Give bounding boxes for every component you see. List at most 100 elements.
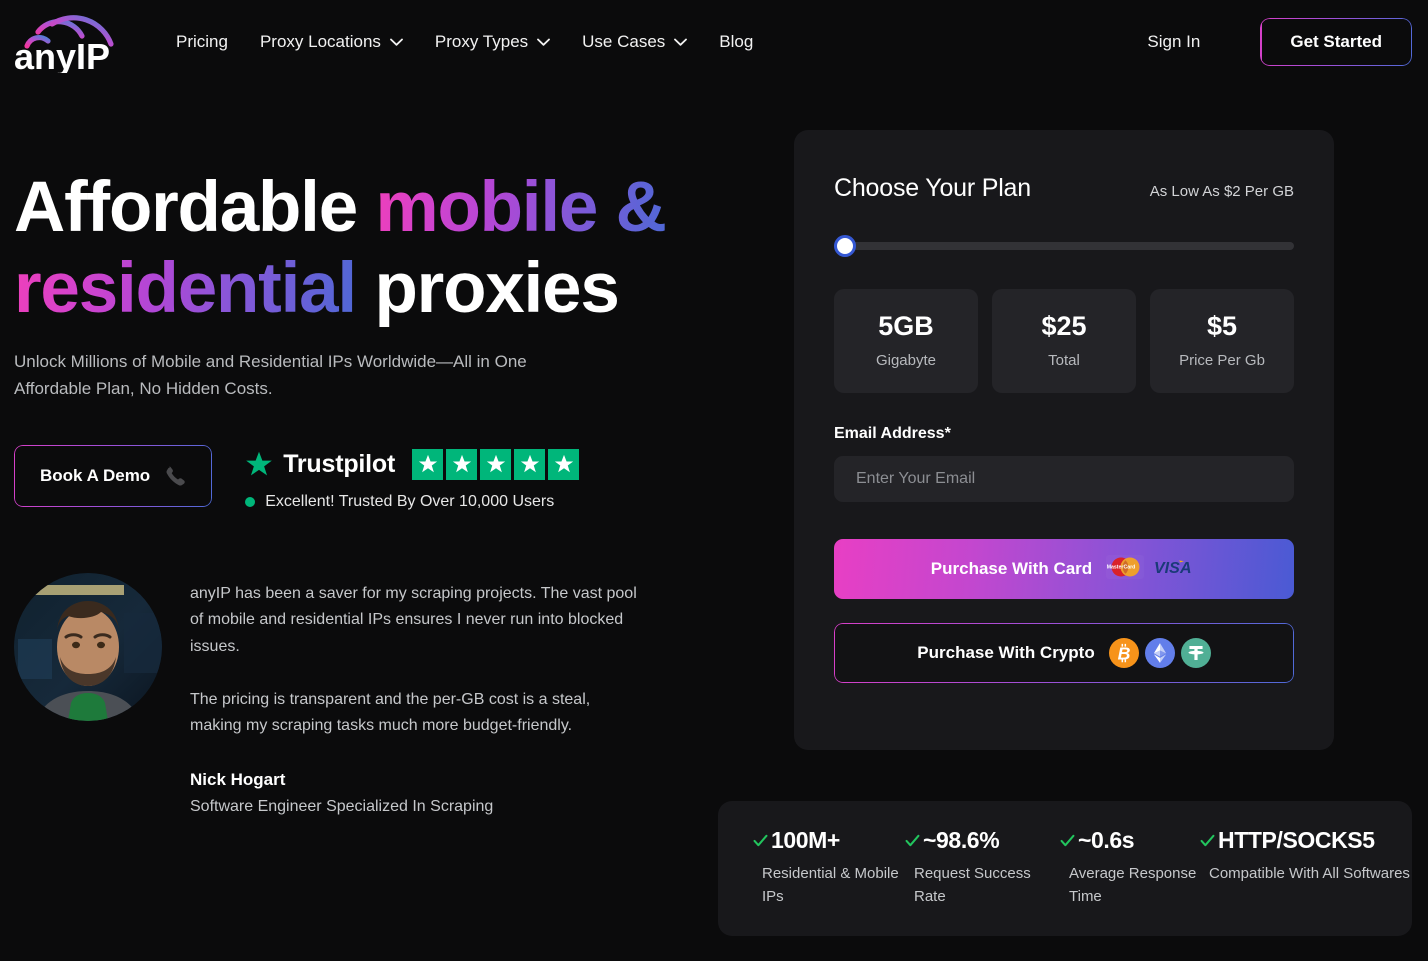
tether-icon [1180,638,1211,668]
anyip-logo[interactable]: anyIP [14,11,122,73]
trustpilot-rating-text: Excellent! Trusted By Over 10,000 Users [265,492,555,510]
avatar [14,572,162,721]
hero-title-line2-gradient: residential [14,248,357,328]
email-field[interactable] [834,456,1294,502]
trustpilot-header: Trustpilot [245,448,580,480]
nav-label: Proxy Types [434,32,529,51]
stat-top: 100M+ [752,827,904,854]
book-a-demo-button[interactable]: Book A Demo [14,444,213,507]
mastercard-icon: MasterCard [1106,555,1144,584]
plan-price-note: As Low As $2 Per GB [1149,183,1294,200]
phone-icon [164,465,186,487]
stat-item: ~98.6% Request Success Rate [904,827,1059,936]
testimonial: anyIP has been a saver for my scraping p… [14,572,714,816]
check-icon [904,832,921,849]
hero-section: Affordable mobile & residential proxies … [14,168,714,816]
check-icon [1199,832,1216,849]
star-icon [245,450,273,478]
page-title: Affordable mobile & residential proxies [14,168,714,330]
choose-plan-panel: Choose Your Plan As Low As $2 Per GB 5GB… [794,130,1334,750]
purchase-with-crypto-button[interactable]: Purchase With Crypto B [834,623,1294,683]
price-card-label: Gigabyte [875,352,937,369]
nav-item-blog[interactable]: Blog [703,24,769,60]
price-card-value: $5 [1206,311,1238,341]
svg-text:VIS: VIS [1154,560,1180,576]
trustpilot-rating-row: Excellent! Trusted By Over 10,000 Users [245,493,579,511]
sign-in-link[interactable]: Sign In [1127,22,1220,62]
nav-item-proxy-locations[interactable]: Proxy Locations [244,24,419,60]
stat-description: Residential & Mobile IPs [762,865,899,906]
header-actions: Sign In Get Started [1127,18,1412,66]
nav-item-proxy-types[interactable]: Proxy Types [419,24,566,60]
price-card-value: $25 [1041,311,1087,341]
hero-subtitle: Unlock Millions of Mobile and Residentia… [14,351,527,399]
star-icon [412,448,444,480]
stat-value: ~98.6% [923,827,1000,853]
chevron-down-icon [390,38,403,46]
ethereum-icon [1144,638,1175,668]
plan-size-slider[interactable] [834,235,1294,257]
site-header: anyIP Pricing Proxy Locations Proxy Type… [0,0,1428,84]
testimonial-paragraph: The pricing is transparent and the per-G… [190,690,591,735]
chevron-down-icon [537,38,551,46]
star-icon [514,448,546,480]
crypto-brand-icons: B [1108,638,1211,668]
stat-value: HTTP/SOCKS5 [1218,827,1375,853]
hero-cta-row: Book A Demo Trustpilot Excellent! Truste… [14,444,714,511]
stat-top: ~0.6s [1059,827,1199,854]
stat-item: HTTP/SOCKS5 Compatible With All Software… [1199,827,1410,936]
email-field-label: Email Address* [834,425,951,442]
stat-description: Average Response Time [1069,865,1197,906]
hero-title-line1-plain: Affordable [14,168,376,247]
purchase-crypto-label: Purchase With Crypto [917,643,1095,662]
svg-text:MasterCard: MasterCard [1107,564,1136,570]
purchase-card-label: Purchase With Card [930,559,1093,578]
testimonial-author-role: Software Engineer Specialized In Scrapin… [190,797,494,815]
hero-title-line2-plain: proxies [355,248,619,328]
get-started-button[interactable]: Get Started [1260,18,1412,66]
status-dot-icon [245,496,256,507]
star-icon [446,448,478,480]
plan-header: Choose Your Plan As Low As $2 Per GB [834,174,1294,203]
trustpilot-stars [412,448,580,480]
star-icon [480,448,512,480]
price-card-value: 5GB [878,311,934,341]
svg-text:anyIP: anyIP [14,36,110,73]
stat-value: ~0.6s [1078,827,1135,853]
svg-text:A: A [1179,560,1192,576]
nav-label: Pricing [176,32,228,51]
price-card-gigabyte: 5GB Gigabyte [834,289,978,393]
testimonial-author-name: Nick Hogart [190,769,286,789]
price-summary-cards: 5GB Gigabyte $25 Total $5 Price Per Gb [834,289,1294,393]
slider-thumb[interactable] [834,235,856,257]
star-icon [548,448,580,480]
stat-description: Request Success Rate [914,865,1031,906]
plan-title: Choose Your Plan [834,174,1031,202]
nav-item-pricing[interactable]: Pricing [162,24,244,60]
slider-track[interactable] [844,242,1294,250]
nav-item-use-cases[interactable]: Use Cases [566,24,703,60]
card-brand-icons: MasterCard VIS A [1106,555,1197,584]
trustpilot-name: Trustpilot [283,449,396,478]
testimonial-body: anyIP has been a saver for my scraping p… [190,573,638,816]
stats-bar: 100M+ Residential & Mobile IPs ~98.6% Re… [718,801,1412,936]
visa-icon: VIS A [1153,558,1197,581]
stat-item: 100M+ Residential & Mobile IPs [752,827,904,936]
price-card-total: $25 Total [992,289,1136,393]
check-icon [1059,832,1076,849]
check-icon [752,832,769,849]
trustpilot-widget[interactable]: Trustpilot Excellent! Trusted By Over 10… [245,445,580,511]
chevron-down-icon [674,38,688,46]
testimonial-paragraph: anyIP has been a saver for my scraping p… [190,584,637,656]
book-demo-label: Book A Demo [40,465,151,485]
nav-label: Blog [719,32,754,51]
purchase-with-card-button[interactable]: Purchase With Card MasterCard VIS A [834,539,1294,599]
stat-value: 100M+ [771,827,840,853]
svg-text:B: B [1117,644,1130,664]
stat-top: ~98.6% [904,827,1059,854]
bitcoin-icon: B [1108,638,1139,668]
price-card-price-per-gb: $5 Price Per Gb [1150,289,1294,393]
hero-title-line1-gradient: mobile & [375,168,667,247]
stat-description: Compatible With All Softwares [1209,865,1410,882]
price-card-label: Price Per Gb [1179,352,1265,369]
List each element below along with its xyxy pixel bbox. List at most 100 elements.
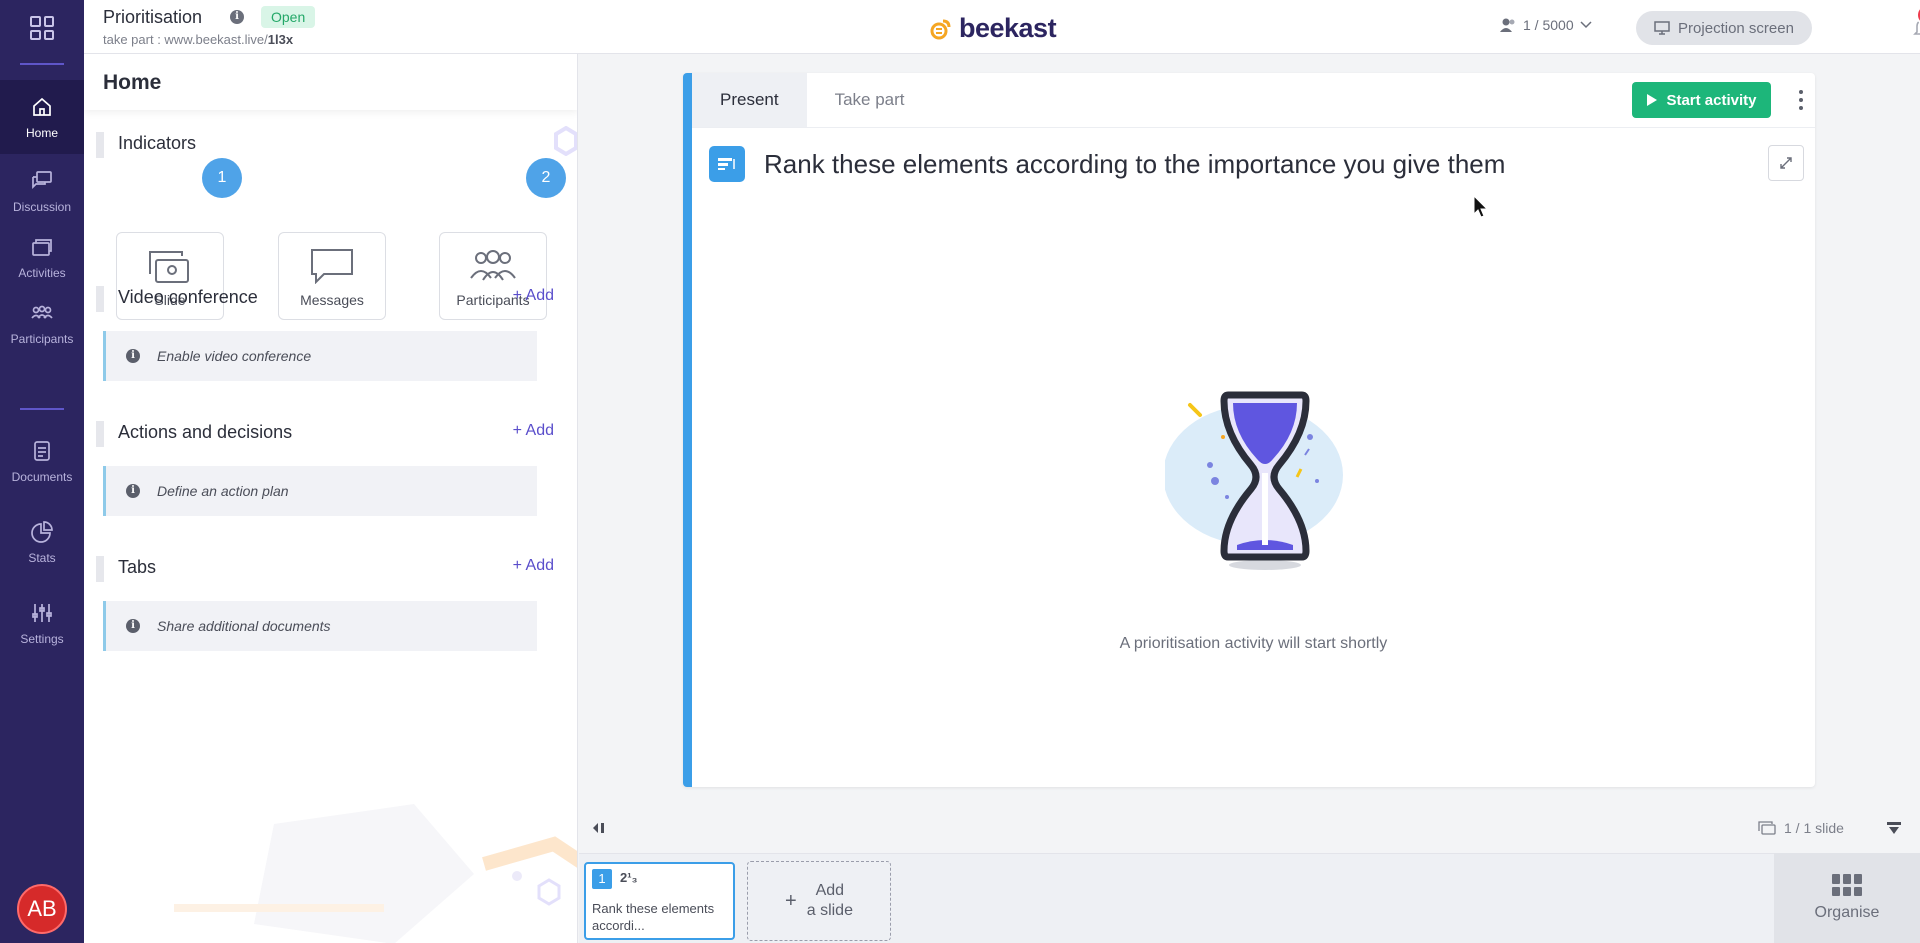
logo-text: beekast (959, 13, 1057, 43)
◇ ◇ ◇ ◇ ◇
Reproduce every item above word for word, leaving out the pictures.

Give bounding boxes for every component you see. List at most 100 elements.
tether-icon [1180,638,1211,668]
anyip-logo[interactable]: anyIP [14,11,122,73]
trustpilot-rating-text: Excellent! Trusted By Over 10,000 Users [265,492,555,510]
avatar [14,572,162,721]
hero-title-line2-gradient: residential [14,248,357,328]
email-field[interactable] [834,456,1294,502]
trustpilot-header: Trustpilot [245,448,580,480]
nav-label: Proxy Types [434,32,529,51]
stat-top: 100M+ [752,827,904,854]
book-a-demo-button[interactable]: Book A Demo [14,444,213,507]
mastercard-icon: MasterCard [1106,555,1144,584]
plan-price-note: As Low As $2 Per GB [1149,183,1294,200]
phone-icon [164,465,186,487]
stat-item: ~98.6% Request Success Rate [904,827,1059,936]
testimonial: anyIP has been a saver for my scraping p… [14,572,714,816]
check-icon [904,832,921,849]
hero-section: Affordable mobile & residential proxies … [14,168,714,816]
check-icon [1199,832,1216,849]
star-icon [245,450,273,478]
page-title: Affordable mobile & residential proxies [14,168,714,330]
choose-plan-panel: Choose Your Plan As Low As $2 Per GB 5GB… [794,130,1334,750]
purchase-with-crypto-button[interactable]: Purchase With Crypto B [834,623,1294,683]
price-card-label: Gigabyte [875,352,937,369]
nav-item-blog[interactable]: Blog [703,24,769,60]
price-card-value: $5 [1206,311,1238,341]
svg-text:VIS: VIS [1154,560,1180,576]
trustpilot-rating-row: Excellent! Trusted By Over 10,000 Users [245,493,579,511]
sign-in-link[interactable]: Sign In [1127,22,1220,62]
nav-item-proxy-locations[interactable]: Proxy Locations [244,24,419,60]
stat-description: Residential & Mobile IPs [762,865,899,906]
header-actions: Sign In Get Started [1127,18,1412,66]
nav-item-proxy-types[interactable]: Proxy Types [419,24,566,60]
price-card-value: $25 [1041,311,1087,341]
hero-subtitle: Unlock Millions of Mobile and Residentia… [14,351,527,399]
star-icon [412,448,444,480]
stat-value: ~98.6% [923,827,1000,853]
chevron-down-icon [390,38,403,46]
ethereum-icon [1144,638,1175,668]
plan-size-slider[interactable] [834,235,1294,257]
site-header: anyIP Pricing Proxy Locations Proxy Type… [0,0,1428,84]
testimonial-paragraph: The pricing is transparent and the per-G… [190,690,591,735]
chevron-down-icon [537,38,551,46]
star-icon [514,448,546,480]
crypto-brand-icons: B [1108,638,1211,668]
stat-value: HTTP/SOCKS5 [1218,827,1375,853]
hero-cta-row: Book A Demo Trustpilot Excellent! Truste… [14,444,714,511]
stat-top: ~0.6s [1059,827,1199,854]
stat-item: HTTP/SOCKS5 Compatible With All Software… [1199,827,1410,936]
email-field-label: Email Address* [834,425,951,442]
stat-description: Average Response Time [1069,865,1197,906]
hero-title-line1-plain: Affordable [14,168,376,247]
purchase-crypto-label: Purchase With Crypto [917,643,1095,662]
svg-text:MasterCard: MasterCard [1107,564,1136,570]
purchase-card-label: Purchase With Card [930,559,1093,578]
testimonial-author-role: Software Engineer Specialized In Scrapin… [190,797,494,815]
hero-title-line2-plain: proxies [355,248,619,328]
get-started-button[interactable]: Get Started [1260,18,1412,66]
status-dot-icon [245,496,256,507]
star-icon [446,448,478,480]
plan-header: Choose Your Plan As Low As $2 Per GB [834,174,1294,203]
trustpilot-stars [412,448,580,480]
star-icon [480,448,512,480]
price-card-value: 5GB [878,311,934,341]
svg-text:anyIP: anyIP [14,36,110,73]
stat-value: ~0.6s [1078,827,1135,853]
svg-text:A: A [1179,560,1192,576]
nav-label: Pricing [176,32,228,51]
price-card-gigabyte: 5GB Gigabyte [834,289,978,393]
testimonial-author-name: Nick Hogart [190,769,286,789]
price-summary-cards: 5GB Gigabyte $25 Total $5 Price Per Gb [834,289,1294,393]
slider-thumb[interactable] [834,235,856,257]
star-icon [548,448,580,480]
stat-description: Request Success Rate [914,865,1031,906]
plan-title: Choose Your Plan [834,174,1031,202]
nav-item-pricing[interactable]: Pricing [162,24,244,60]
slider-track[interactable] [844,242,1294,250]
nav-item-use-cases[interactable]: Use Cases [566,24,703,60]
card-brand-icons: MasterCard VIS A [1106,555,1197,584]
trustpilot-name: Trustpilot [283,449,396,478]
testimonial-body: anyIP has been a saver for my scraping p… [190,573,638,816]
stats-bar: 100M+ Residential & Mobile IPs ~98.6% Re… [718,801,1412,936]
visa-icon: VIS A [1153,558,1197,581]
stat-item: 100M+ Residential & Mobile IPs [752,827,904,936]
price-card-total: $25 Total [992,289,1136,393]
check-icon [1059,832,1076,849]
check-icon [752,832,769,849]
trustpilot-widget[interactable]: Trustpilot Excellent! Trusted By Over 10… [245,445,580,511]
chevron-down-icon [674,38,688,46]
testimonial-paragraph: anyIP has been a saver for my scraping p… [190,584,637,656]
book-demo-label: Book A Demo [40,465,151,485]
nav-label: Blog [719,32,754,51]
purchase-with-card-button[interactable]: Purchase With Card MasterCard VIS A [834,539,1294,599]
stat-value: 100M+ [771,827,840,853]
svg-text:B: B [1117,644,1130,664]
stat-top: ~98.6% [904,827,1059,854]
bitcoin-icon: B [1108,638,1139,668]
price-card-price-per-gb: $5 Price Per Gb [1150,289,1294,393]
hero-title-line1-gradient: mobile & [375,168,667,247]
stat-description: Compatible With All Softwares [1209,865,1410,882]
price-card-label: Price Per Gb [1179,352,1265,369]
List each element below along with its xyxy pixel bbox. List at most 100 elements.
logo-text: beekast (959, 13, 1057, 43)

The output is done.